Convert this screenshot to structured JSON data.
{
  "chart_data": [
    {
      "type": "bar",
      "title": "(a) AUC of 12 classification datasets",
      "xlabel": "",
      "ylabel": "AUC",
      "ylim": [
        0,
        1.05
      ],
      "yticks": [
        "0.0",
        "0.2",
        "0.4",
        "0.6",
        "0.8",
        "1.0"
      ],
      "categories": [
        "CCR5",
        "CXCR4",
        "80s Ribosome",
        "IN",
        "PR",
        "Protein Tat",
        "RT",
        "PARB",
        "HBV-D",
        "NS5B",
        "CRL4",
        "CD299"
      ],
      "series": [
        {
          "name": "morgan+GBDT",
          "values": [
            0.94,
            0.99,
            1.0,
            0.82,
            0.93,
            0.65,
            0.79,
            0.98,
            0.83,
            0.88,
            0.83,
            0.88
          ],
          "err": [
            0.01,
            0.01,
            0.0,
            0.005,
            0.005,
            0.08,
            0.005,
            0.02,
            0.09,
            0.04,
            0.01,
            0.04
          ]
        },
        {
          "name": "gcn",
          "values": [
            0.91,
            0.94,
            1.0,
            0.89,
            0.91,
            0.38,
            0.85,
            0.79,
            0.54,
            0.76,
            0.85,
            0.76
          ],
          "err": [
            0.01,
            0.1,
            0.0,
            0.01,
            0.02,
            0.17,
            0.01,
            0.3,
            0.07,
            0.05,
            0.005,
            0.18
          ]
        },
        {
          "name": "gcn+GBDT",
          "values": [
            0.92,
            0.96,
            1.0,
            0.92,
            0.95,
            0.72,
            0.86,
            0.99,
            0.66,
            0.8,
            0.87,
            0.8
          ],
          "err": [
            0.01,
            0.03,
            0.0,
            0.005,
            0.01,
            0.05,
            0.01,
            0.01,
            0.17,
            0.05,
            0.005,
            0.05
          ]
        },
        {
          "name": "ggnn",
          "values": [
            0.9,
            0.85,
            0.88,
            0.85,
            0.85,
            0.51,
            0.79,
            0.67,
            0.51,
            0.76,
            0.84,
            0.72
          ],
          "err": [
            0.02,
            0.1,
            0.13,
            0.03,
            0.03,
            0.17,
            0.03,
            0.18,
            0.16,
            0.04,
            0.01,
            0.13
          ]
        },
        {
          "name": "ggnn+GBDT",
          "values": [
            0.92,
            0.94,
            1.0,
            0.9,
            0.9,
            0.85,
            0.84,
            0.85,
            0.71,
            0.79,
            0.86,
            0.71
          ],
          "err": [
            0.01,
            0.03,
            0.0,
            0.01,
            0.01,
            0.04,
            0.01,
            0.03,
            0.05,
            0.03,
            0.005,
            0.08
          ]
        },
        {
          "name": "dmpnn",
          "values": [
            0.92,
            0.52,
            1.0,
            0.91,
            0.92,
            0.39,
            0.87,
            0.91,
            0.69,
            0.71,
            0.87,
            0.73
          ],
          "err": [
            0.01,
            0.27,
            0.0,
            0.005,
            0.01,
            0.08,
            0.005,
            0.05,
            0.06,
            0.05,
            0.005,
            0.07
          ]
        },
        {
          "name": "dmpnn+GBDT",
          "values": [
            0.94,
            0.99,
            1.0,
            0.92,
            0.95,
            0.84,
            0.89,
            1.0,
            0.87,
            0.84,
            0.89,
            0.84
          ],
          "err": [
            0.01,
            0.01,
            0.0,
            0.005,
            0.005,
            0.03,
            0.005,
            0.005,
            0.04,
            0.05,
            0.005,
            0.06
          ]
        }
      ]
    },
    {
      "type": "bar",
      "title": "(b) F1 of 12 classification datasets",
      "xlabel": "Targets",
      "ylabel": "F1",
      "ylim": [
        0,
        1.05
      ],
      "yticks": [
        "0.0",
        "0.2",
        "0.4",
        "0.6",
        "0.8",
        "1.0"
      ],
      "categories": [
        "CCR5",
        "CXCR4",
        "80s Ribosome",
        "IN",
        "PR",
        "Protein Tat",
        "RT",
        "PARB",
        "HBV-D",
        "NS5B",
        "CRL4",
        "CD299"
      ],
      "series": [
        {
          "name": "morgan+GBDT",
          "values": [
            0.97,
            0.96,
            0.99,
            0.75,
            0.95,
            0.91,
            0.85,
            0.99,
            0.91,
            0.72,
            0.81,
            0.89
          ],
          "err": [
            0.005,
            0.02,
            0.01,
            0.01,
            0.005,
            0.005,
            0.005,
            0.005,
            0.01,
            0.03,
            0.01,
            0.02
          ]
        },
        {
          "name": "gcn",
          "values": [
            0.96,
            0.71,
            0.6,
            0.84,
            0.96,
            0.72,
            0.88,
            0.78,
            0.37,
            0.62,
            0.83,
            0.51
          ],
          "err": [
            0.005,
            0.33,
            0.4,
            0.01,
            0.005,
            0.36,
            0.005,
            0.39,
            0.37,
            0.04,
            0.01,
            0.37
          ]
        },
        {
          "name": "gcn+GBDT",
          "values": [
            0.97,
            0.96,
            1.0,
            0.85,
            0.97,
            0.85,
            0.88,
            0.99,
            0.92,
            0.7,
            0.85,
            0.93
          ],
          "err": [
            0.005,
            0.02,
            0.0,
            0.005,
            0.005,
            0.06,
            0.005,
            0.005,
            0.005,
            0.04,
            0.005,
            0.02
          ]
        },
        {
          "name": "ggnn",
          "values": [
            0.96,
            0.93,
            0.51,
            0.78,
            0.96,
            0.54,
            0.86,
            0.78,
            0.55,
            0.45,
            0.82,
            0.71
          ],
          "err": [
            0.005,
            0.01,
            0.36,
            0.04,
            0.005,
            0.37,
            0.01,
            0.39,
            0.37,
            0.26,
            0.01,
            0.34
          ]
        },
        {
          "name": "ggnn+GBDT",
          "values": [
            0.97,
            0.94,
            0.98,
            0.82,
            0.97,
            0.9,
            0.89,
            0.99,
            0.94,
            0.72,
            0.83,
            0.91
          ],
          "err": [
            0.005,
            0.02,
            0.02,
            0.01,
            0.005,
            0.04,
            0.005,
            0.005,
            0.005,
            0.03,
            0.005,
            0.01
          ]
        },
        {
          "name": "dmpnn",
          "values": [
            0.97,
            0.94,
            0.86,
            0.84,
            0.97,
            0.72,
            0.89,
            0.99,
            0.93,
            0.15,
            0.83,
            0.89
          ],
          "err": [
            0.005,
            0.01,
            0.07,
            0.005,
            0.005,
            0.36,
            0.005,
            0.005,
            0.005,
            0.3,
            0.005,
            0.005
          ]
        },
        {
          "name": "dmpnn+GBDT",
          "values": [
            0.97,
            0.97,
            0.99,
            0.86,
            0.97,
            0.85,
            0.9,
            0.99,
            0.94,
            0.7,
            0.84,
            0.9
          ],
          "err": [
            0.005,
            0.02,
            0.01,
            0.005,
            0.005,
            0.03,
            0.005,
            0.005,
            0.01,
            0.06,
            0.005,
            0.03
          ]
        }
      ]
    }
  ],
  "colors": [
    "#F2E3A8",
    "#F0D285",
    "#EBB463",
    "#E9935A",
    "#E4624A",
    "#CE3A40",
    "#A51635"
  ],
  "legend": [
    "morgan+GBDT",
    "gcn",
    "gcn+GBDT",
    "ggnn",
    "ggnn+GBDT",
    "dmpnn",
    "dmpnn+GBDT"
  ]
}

--------------------

Work instruction: What is needed is a faithful transcription of every entry.

Exercise answer:
Convert this screenshot to structured JSON data.
{
  "chart_data": [
    {
      "type": "bar",
      "title": "(a) AUC of 12 classification datasets",
      "xlabel": "",
      "ylabel": "AUC",
      "ylim": [
        0,
        1.05
      ],
      "yticks": [
        "0.0",
        "0.2",
        "0.4",
        "0.6",
        "0.8",
        "1.0"
      ],
      "categories": [
        "CCR5",
        "CXCR4",
        "80s Ribosome",
        "IN",
        "PR",
        "Protein Tat",
        "RT",
        "PARB",
        "HBV-D",
        "NS5B",
        "CRL4",
        "CD299"
      ],
      "series": [
        {
          "name": "morgan+GBDT",
          "values": [
            0.94,
            0.99,
            1.0,
            0.82,
            0.93,
            0.65,
            0.79,
            0.98,
            0.83,
            0.88,
            0.83,
            0.88
          ],
          "err": [
            0.01,
            0.01,
            0.0,
            0.005,
            0.005,
            0.08,
            0.005,
            0.02,
            0.09,
            0.04,
            0.01,
            0.04
          ]
        },
        {
          "name": "gcn",
          "values": [
            0.91,
            0.94,
            1.0,
            0.89,
            0.91,
            0.38,
            0.85,
            0.79,
            0.54,
            0.76,
            0.85,
            0.76
          ],
          "err": [
            0.01,
            0.1,
            0.0,
            0.01,
            0.02,
            0.17,
            0.01,
            0.3,
            0.07,
            0.05,
            0.005,
            0.18
          ]
        },
        {
          "name": "gcn+GBDT",
          "values": [
            0.92,
            0.96,
            1.0,
            0.92,
            0.95,
            0.72,
            0.86,
            0.99,
            0.66,
            0.8,
            0.87,
            0.8
          ],
          "err": [
            0.01,
            0.03,
            0.0,
            0.005,
            0.01,
            0.05,
            0.01,
            0.01,
            0.17,
            0.05,
            0.005,
            0.05
          ]
        },
        {
          "name": "ggnn",
          "values": [
            0.9,
            0.85,
            0.88,
            0.85,
            0.85,
            0.51,
            0.79,
            0.67,
            0.51,
            0.76,
            0.84,
            0.72
          ],
          "err": [
            0.02,
            0.1,
            0.13,
            0.03,
            0.03,
            0.17,
            0.03,
            0.18,
            0.16,
            0.04,
            0.01,
            0.13
          ]
        },
        {
          "name": "ggnn+GBDT",
          "values": [
            0.92,
            0.94,
            1.0,
            0.9,
            0.9,
            0.85,
            0.84,
            0.85,
            0.71,
            0.79,
            0.86,
            0.71
          ],
          "err": [
            0.01,
            0.03,
            0.0,
            0.01,
            0.01,
            0.04,
            0.01,
            0.03,
            0.05,
            0.03,
            0.005,
            0.08
          ]
        },
        {
          "name": "dmpnn",
          "values": [
            0.92,
            0.52,
            1.0,
            0.91,
            0.92,
            0.39,
            0.87,
            0.91,
            0.69,
            0.71,
            0.87,
            0.73
          ],
          "err": [
            0.01,
            0.27,
            0.0,
            0.005,
            0.01,
            0.08,
            0.005,
            0.05,
            0.06,
            0.05,
            0.005,
            0.07
          ]
        },
        {
          "name": "dmpnn+GBDT",
          "values": [
            0.94,
            0.99,
            1.0,
            0.92,
            0.95,
            0.84,
            0.89,
            1.0,
            0.87,
            0.84,
            0.89,
            0.84
          ],
          "err": [
            0.01,
            0.01,
            0.0,
            0.005,
            0.005,
            0.03,
            0.005,
            0.005,
            0.04,
            0.05,
            0.005,
            0.06
          ]
        }
      ]
    },
    {
      "type": "bar",
      "title": "(b) F1 of 12 classification datasets",
      "xlabel": "Targets",
      "ylabel": "F1",
      "ylim": [
        0,
        1.05
      ],
      "yticks": [
        "0.0",
        "0.2",
        "0.4",
        "0.6",
        "0.8",
        "1.0"
      ],
      "categories": [
        "CCR5",
        "CXCR4",
        "80s Ribosome",
        "IN",
        "PR",
        "Protein Tat",
        "RT",
        "PARB",
        "HBV-D",
        "NS5B",
        "CRL4",
        "CD299"
      ],
      "series": [
        {
          "name": "morgan+GBDT",
          "values": [
            0.97,
            0.96,
            0.99,
            0.75,
            0.95,
            0.91,
            0.85,
            0.99,
            0.91,
            0.72,
            0.81,
            0.89
          ],
          "err": [
            0.005,
            0.02,
            0.01,
            0.01,
            0.005,
            0.005,
            0.005,
            0.005,
            0.01,
            0.03,
            0.01,
            0.02
          ]
        },
        {
          "name": "gcn",
          "values": [
            0.96,
            0.71,
            0.6,
            0.84,
            0.96,
            0.72,
            0.88,
            0.78,
            0.37,
            0.62,
            0.83,
            0.51
          ],
          "err": [
            0.005,
            0.33,
            0.4,
            0.01,
            0.005,
            0.36,
            0.005,
            0.39,
            0.37,
            0.04,
            0.01,
            0.37
          ]
        },
        {
          "name": "gcn+GBDT",
          "values": [
            0.97,
            0.96,
            1.0,
            0.85,
            0.97,
            0.85,
            0.88,
            0.99,
            0.92,
            0.7,
            0.85,
            0.93
          ],
          "err": [
            0.005,
            0.02,
            0.0,
            0.005,
            0.005,
            0.06,
            0.005,
            0.005,
            0.005,
            0.04,
            0.005,
            0.02
          ]
        },
        {
          "name": "ggnn",
          "values": [
            0.96,
            0.93,
            0.51,
            0.78,
            0.96,
            0.54,
            0.86,
            0.78,
            0.55,
            0.45,
            0.82,
            0.71
          ],
          "err": [
            0.005,
            0.01,
            0.36,
            0.04,
            0.005,
            0.37,
            0.01,
            0.39,
            0.37,
            0.26,
            0.01,
            0.34
          ]
        },
        {
          "name": "ggnn+GBDT",
          "values": [
            0.97,
            0.94,
            0.98,
            0.82,
            0.97,
            0.9,
            0.89,
            0.99,
            0.94,
            0.72,
            0.83,
            0.91
          ],
          "err": [
            0.005,
            0.02,
            0.02,
            0.01,
            0.005,
            0.04,
            0.005,
            0.005,
            0.005,
            0.03,
            0.005,
            0.01
          ]
        },
        {
          "name": "dmpnn",
          "values": [
            0.97,
            0.94,
            0.86,
            0.84,
            0.97,
            0.72,
            0.89,
            0.99,
            0.93,
            0.15,
            0.83,
            0.89
          ],
          "err": [
            0.005,
            0.01,
            0.07,
            0.005,
            0.005,
            0.36,
            0.005,
            0.005,
            0.005,
            0.3,
            0.005,
            0.005
          ]
        },
        {
          "name": "dmpnn+GBDT",
          "values": [
            0.97,
            0.97,
            0.99,
            0.86,
            0.97,
            0.85,
            0.9,
            0.99,
            0.94,
            0.7,
            0.84,
            0.9
          ],
          "err": [
            0.005,
            0.02,
            0.01,
            0.005,
            0.005,
            0.03,
            0.005,
            0.005,
            0.01,
            0.06,
            0.005,
            0.03
          ]
        }
      ]
    }
  ],
  "colors": [
    "#F2E3A8",
    "#F0D285",
    "#EBB463",
    "#E9935A",
    "#E4624A",
    "#CE3A40",
    "#A51635"
  ],
  "legend": [
    "morgan+GBDT",
    "gcn",
    "gcn+GBDT",
    "ggnn",
    "ggnn+GBDT",
    "dmpnn",
    "dmpnn+GBDT"
  ]
}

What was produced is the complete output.